| GOAL |
Which lines have the string "Grace"? Copy all of them from the entries below.

| INPUT FOR THIS TASK |
^^^^^^^^
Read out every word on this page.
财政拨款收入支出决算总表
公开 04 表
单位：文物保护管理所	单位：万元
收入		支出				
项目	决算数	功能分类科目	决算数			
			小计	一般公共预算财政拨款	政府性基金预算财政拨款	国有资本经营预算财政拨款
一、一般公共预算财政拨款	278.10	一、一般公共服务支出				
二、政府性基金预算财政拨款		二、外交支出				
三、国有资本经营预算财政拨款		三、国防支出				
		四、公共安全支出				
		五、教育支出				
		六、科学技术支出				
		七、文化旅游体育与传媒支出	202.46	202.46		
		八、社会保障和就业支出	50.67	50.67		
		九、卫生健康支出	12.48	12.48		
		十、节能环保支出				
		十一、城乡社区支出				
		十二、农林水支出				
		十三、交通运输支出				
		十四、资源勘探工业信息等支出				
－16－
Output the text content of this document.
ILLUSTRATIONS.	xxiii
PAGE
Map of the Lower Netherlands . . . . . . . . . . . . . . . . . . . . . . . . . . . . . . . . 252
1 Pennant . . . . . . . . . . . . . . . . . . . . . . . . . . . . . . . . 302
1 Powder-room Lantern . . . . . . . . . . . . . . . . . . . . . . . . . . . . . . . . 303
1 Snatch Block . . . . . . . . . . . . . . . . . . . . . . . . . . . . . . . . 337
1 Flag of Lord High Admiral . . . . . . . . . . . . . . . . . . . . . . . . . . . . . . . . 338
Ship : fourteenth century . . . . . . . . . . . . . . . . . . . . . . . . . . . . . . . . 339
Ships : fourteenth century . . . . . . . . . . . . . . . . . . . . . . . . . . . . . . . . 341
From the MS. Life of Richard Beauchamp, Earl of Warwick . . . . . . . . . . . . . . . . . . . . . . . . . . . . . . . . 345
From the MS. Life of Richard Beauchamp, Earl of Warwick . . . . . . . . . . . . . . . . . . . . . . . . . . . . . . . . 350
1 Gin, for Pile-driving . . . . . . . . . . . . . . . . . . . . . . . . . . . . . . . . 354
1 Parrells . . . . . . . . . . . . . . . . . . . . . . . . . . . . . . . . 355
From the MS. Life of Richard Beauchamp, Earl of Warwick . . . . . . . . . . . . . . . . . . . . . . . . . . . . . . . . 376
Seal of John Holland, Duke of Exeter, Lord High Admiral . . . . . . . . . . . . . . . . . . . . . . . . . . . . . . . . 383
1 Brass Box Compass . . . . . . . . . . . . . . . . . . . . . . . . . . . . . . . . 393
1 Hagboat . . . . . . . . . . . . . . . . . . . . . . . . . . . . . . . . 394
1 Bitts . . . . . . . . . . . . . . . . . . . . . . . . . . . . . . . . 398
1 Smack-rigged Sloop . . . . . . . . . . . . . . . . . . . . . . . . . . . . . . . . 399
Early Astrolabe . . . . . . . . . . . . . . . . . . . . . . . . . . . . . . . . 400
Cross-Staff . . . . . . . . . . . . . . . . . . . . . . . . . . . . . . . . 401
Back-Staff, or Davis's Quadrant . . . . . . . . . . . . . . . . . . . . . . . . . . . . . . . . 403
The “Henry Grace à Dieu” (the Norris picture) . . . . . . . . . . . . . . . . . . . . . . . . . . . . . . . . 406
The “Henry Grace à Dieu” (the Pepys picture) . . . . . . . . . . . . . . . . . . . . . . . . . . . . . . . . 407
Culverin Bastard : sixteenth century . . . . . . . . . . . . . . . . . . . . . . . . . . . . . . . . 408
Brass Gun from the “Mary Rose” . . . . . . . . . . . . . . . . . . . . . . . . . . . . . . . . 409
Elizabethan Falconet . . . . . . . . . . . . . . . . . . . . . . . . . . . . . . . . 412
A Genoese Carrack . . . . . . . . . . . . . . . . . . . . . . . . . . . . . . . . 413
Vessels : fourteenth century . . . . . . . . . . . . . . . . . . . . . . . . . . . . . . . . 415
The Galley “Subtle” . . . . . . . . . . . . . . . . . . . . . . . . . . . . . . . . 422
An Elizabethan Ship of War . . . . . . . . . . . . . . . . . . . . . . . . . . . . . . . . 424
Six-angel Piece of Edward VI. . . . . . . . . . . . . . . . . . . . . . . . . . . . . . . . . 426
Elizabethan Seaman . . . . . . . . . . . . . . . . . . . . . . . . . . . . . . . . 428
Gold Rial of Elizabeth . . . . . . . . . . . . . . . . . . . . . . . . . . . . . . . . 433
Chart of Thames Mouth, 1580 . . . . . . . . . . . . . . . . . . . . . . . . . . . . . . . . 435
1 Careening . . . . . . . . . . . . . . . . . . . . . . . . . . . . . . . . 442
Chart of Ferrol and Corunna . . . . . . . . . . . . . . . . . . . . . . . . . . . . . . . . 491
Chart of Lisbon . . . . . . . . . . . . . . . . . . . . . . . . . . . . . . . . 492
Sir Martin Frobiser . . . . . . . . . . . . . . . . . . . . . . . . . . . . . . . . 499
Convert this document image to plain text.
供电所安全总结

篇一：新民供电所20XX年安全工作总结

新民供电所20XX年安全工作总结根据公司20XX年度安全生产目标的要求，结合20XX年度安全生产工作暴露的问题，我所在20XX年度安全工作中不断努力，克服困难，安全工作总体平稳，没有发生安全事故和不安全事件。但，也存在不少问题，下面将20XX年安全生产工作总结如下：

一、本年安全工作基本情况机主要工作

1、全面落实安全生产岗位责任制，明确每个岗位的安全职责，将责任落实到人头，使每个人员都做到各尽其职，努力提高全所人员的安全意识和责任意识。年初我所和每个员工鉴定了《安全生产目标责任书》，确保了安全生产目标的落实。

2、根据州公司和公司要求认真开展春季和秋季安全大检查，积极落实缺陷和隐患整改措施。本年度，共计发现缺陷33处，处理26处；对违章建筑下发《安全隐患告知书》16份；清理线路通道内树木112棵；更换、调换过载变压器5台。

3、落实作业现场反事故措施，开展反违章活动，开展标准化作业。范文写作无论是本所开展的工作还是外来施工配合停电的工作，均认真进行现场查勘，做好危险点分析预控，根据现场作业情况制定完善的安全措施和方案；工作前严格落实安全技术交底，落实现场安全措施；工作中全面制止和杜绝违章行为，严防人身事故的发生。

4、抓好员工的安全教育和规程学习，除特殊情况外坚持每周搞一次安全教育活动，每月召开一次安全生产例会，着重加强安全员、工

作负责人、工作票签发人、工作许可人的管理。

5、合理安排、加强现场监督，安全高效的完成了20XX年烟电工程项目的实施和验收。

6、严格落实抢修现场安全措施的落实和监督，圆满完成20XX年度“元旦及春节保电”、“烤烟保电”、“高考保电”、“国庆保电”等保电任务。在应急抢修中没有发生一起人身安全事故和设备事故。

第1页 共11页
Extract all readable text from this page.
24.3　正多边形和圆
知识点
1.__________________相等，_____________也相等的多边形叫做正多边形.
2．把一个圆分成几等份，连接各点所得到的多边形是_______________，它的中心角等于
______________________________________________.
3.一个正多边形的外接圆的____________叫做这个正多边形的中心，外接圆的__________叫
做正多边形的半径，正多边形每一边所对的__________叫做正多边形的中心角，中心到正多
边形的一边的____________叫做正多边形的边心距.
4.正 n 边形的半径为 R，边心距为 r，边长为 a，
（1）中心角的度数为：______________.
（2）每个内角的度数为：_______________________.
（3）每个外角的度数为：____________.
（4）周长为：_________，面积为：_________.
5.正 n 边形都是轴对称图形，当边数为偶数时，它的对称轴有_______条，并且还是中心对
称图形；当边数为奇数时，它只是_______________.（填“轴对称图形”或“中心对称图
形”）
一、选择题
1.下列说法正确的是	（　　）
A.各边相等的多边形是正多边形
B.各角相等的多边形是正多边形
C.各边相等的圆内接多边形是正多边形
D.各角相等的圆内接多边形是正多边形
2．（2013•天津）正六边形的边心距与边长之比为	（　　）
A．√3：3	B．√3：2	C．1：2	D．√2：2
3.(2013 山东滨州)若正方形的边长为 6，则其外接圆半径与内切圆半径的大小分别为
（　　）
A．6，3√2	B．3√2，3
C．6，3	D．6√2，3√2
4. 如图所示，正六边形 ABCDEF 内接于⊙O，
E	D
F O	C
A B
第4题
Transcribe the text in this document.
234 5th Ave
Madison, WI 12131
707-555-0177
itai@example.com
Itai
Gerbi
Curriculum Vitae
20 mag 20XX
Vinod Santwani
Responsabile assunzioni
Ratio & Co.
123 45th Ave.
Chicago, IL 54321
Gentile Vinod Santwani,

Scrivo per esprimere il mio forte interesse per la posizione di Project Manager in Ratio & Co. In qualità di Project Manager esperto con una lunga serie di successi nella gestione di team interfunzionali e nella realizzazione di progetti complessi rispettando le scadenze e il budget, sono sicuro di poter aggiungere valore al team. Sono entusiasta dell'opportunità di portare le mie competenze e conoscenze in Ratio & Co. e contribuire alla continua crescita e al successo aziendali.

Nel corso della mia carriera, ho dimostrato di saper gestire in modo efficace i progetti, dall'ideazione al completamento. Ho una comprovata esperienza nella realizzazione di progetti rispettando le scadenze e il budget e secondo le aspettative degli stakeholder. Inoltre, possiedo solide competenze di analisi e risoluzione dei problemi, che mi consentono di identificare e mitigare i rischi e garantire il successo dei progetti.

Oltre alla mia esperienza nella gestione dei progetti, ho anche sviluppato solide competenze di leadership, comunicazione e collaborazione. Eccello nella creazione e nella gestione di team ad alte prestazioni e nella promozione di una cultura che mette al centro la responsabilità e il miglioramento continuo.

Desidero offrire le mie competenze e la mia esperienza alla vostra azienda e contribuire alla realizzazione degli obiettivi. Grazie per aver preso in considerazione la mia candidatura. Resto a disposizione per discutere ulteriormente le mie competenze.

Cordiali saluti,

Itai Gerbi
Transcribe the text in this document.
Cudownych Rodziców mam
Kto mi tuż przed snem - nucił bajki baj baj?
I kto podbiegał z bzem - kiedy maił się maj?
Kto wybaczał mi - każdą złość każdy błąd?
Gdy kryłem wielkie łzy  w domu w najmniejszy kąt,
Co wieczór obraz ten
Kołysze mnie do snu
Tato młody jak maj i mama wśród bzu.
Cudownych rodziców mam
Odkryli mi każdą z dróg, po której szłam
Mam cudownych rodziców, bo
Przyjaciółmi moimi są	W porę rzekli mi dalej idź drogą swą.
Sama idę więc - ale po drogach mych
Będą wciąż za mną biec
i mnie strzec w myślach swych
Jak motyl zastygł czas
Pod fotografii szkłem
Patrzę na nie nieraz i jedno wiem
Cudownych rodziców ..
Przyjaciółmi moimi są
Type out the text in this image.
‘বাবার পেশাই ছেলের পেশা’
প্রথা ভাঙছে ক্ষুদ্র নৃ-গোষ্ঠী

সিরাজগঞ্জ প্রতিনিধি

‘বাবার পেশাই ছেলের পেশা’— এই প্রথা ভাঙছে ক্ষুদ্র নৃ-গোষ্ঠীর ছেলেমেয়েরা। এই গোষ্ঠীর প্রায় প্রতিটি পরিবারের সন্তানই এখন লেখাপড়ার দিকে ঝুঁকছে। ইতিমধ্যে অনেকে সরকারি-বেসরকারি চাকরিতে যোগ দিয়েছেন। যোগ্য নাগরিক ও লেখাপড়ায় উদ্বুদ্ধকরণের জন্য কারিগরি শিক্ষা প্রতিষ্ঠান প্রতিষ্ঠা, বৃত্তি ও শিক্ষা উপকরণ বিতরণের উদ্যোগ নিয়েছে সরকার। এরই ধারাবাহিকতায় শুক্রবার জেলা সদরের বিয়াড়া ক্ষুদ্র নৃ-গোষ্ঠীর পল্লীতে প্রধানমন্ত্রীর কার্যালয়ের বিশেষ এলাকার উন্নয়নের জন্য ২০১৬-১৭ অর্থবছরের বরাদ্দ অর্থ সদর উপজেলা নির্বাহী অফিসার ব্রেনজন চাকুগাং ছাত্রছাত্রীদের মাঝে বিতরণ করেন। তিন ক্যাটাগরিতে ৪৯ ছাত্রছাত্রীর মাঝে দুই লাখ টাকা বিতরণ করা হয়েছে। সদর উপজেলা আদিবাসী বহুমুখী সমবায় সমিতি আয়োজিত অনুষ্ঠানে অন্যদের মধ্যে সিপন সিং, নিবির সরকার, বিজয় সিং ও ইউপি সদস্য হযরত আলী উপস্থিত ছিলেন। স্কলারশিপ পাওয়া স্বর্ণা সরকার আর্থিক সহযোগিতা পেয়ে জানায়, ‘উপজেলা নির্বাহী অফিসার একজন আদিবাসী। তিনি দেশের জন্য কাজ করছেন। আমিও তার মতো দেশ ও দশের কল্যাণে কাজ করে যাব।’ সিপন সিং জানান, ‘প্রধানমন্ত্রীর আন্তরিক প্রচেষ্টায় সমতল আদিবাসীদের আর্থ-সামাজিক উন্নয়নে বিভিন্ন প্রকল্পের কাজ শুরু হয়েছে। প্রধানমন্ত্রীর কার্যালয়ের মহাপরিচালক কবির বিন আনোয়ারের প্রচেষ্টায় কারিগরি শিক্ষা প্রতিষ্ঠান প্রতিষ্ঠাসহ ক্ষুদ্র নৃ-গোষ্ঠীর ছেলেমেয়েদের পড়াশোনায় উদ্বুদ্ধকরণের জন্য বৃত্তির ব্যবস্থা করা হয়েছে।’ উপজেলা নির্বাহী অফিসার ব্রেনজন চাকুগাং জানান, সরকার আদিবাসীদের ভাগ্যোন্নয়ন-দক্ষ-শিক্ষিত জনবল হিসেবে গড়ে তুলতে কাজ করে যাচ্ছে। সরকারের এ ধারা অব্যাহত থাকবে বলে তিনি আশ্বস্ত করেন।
^^^^^^^^
| THE OUTPUT |
The “Henry Grace à Dieu” (the Norris picture) . . . . . . . . . . . . . . . . . . . . . . . . . . . . . . . . 406
The “Henry Grace à Dieu” (the Pepys picture) . . . . . . . . . . . . . . . . . . . . . . . . . . . . . . . . 407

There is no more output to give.